→ TASK REQUIREMENTS:
Output the entries word for word. Omit images.

Some records:
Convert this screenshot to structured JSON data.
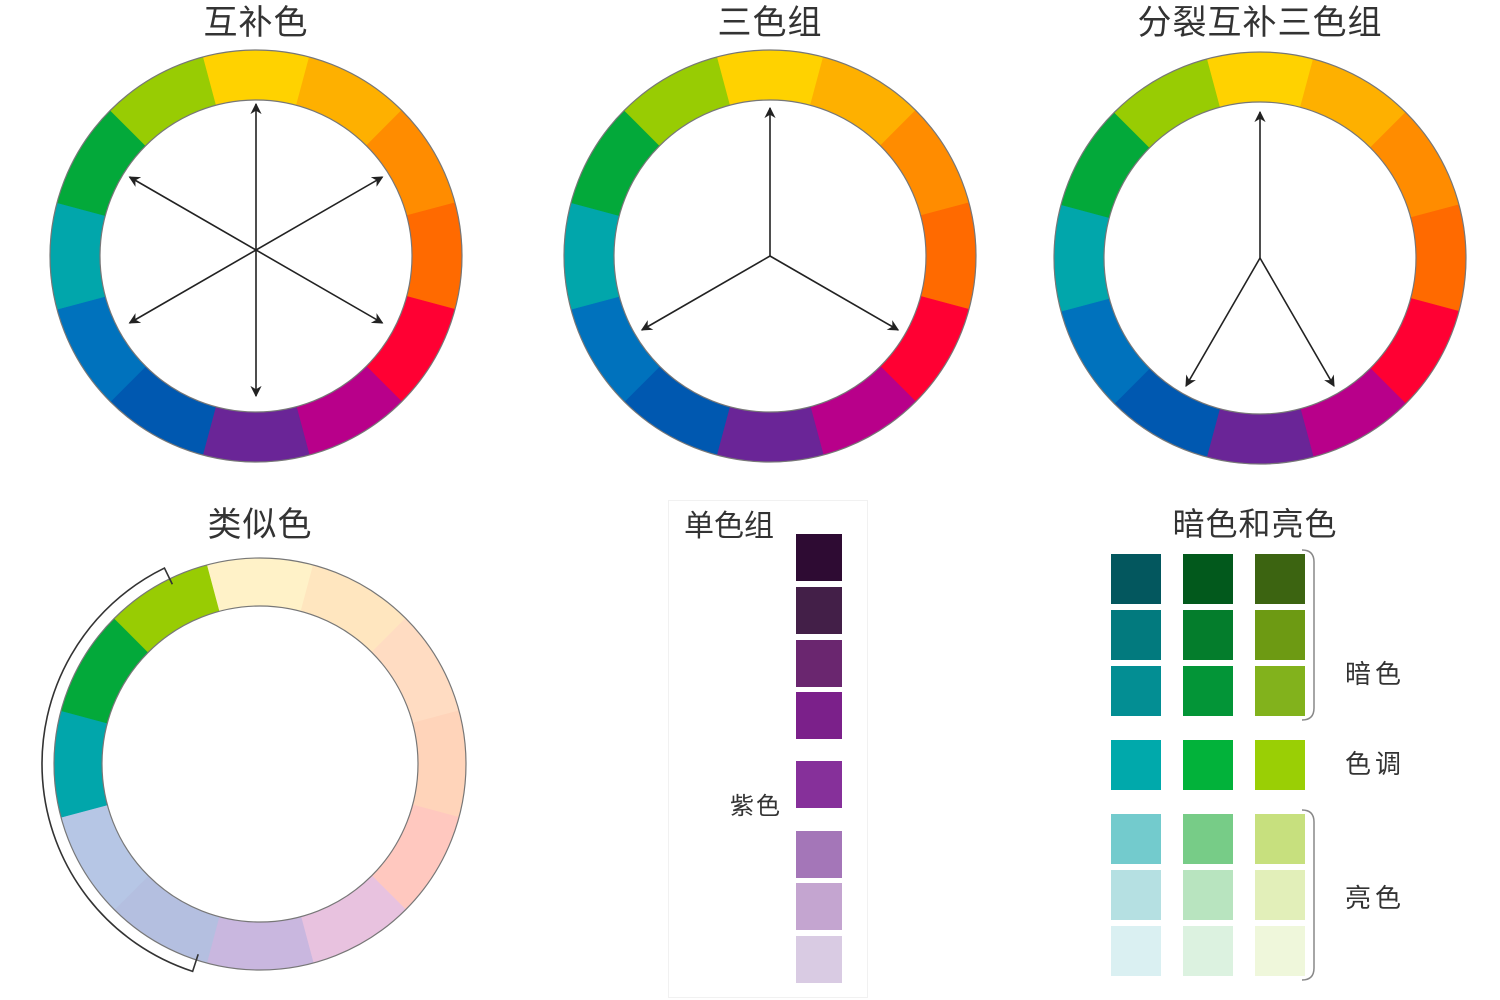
{
  "complementary": {
    "title": "互补色"
  },
  "triad": {
    "title": "三色组"
  },
  "split_complementary": {
    "title": "分裂互补三色组"
  },
  "analogous": {
    "title": "类似色"
  },
  "monochromatic": {
    "title": "单色组",
    "label": "紫色",
    "swatches": [
      "#2e0b33",
      "#431f48",
      "#6a266f",
      "#7b208a",
      "#86309a",
      "#a476b8",
      "#c4a5d0",
      "#d9cbe3"
    ]
  },
  "shades_tints": {
    "title": "暗色和亮色",
    "row_labels": {
      "shade": "暗色",
      "tone": "色调",
      "tint": "亮色"
    },
    "columns": [
      {
        "name": "teal",
        "shades": [
          "#03575e",
          "#027a7e",
          "#038e93"
        ],
        "tone": "#00a9ab",
        "tints": [
          "#73cbcd",
          "#b5e0e2",
          "#daf0f2"
        ]
      },
      {
        "name": "green",
        "shades": [
          "#02591c",
          "#047d2c",
          "#039537"
        ],
        "tone": "#02b23a",
        "tints": [
          "#77cc87",
          "#b8e4bf",
          "#dcf2e0"
        ]
      },
      {
        "name": "yellow-green",
        "shades": [
          "#3c6411",
          "#6d9a13",
          "#82b21c"
        ],
        "tone": "#9acf05",
        "tints": [
          "#c7e07e",
          "#e2efb9",
          "#eff7db"
        ]
      }
    ]
  },
  "wheel_colors": [
    "#ffd200",
    "#feb000",
    "#ff8c00",
    "#ff6a00",
    "#ff0033",
    "#b8008a",
    "#6a2597",
    "#0058b0",
    "#0072bd",
    "#01a6ab",
    "#03a93a",
    "#98cc03"
  ],
  "analogous_colors": [
    "#fff2c8",
    "#ffe6bf",
    "#ffdcc2",
    "#ffd4ba",
    "#ffc8bf",
    "#e8c2df",
    "#c9b7df",
    "#b4bfe0",
    "#b6c6e5",
    "#01a6ab",
    "#03a93a",
    "#98cc03"
  ]
}
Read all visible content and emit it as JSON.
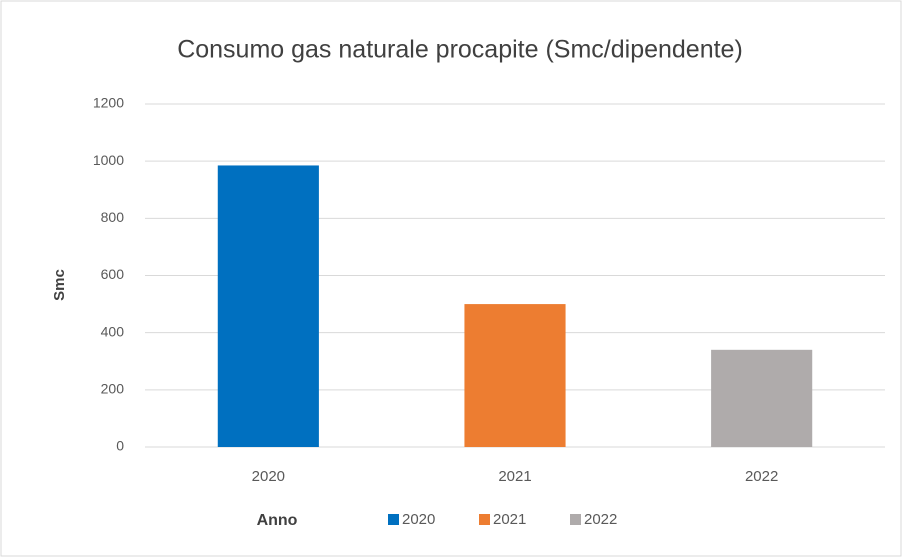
{
  "chart_data": {
    "type": "bar",
    "title": "Consumo gas naturale procapite (Smc/dipendente)",
    "x_label": "Anno",
    "y_label": "Smc",
    "categories": [
      "2020",
      "2021",
      "2022"
    ],
    "values": [
      985,
      500,
      340
    ],
    "colors": [
      "#0070c0",
      "#ed7d31",
      "#afabab"
    ],
    "ylim": [
      0,
      1200
    ],
    "yticks": [
      0,
      200,
      400,
      600,
      800,
      1000,
      1200
    ],
    "grid": true,
    "legend": "bottom-right"
  }
}
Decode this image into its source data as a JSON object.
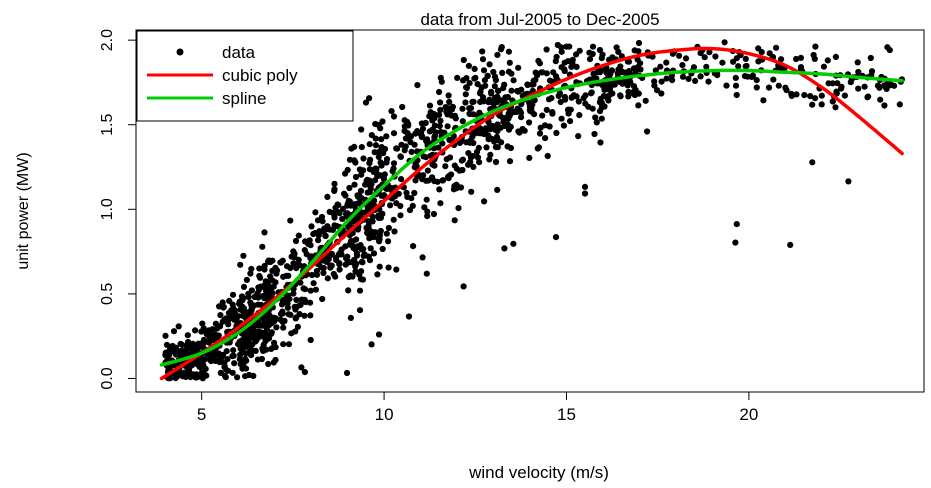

→ THE SOLUTION:
Convert this screenshot to structured JSON data.
{
  "complementary": {
    "title": "互补色"
  },
  "triad": {
    "title": "三色组"
  },
  "split_complementary": {
    "title": "分裂互补三色组"
  },
  "analogous": {
    "title": "类似色"
  },
  "monochromatic": {
    "title": "单色组",
    "label": "紫色",
    "swatches": [
      "#2e0b33",
      "#431f48",
      "#6a266f",
      "#7b208a",
      "#86309a",
      "#a476b8",
      "#c4a5d0",
      "#d9cbe3"
    ]
  },
  "shades_tints": {
    "title": "暗色和亮色",
    "row_labels": {
      "shade": "暗色",
      "tone": "色调",
      "tint": "亮色"
    },
    "columns": [
      {
        "name": "teal",
        "shades": [
          "#03575e",
          "#027a7e",
          "#038e93"
        ],
        "tone": "#00a9ab",
        "tints": [
          "#73cbcd",
          "#b5e0e2",
          "#daf0f2"
        ]
      },
      {
        "name": "green",
        "shades": [
          "#02591c",
          "#047d2c",
          "#039537"
        ],
        "tone": "#02b23a",
        "tints": [
          "#77cc87",
          "#b8e4bf",
          "#dcf2e0"
        ]
      },
      {
        "name": "yellow-green",
        "shades": [
          "#3c6411",
          "#6d9a13",
          "#82b21c"
        ],
        "tone": "#9acf05",
        "tints": [
          "#c7e07e",
          "#e2efb9",
          "#eff7db"
        ]
      }
    ]
  },
  "wheel_colors": [
    "#ffd200",
    "#feb000",
    "#ff8c00",
    "#ff6a00",
    "#ff0033",
    "#b8008a",
    "#6a2597",
    "#0058b0",
    "#0072bd",
    "#01a6ab",
    "#03a93a",
    "#98cc03"
  ],
  "analogous_colors": [
    "#fff2c8",
    "#ffe6bf",
    "#ffdcc2",
    "#ffd4ba",
    "#ffc8bf",
    "#e8c2df",
    "#c9b7df",
    "#b4bfe0",
    "#b6c6e5",
    "#01a6ab",
    "#03a93a",
    "#98cc03"
  ]
}
Read all visible content and emit it as JSON.
{
  "chart_data": {
    "type": "bar",
    "title": "Consumo gas naturale procapite (Smc/dipendente)",
    "x_label": "Anno",
    "y_label": "Smc",
    "categories": [
      "2020",
      "2021",
      "2022"
    ],
    "values": [
      985,
      500,
      340
    ],
    "colors": [
      "#0070c0",
      "#ed7d31",
      "#afabab"
    ],
    "ylim": [
      0,
      1200
    ],
    "yticks": [
      0,
      200,
      400,
      600,
      800,
      1000,
      1200
    ],
    "grid": true,
    "legend": "bottom-right"
  }
}
Decode this image into its source data as a JSON object.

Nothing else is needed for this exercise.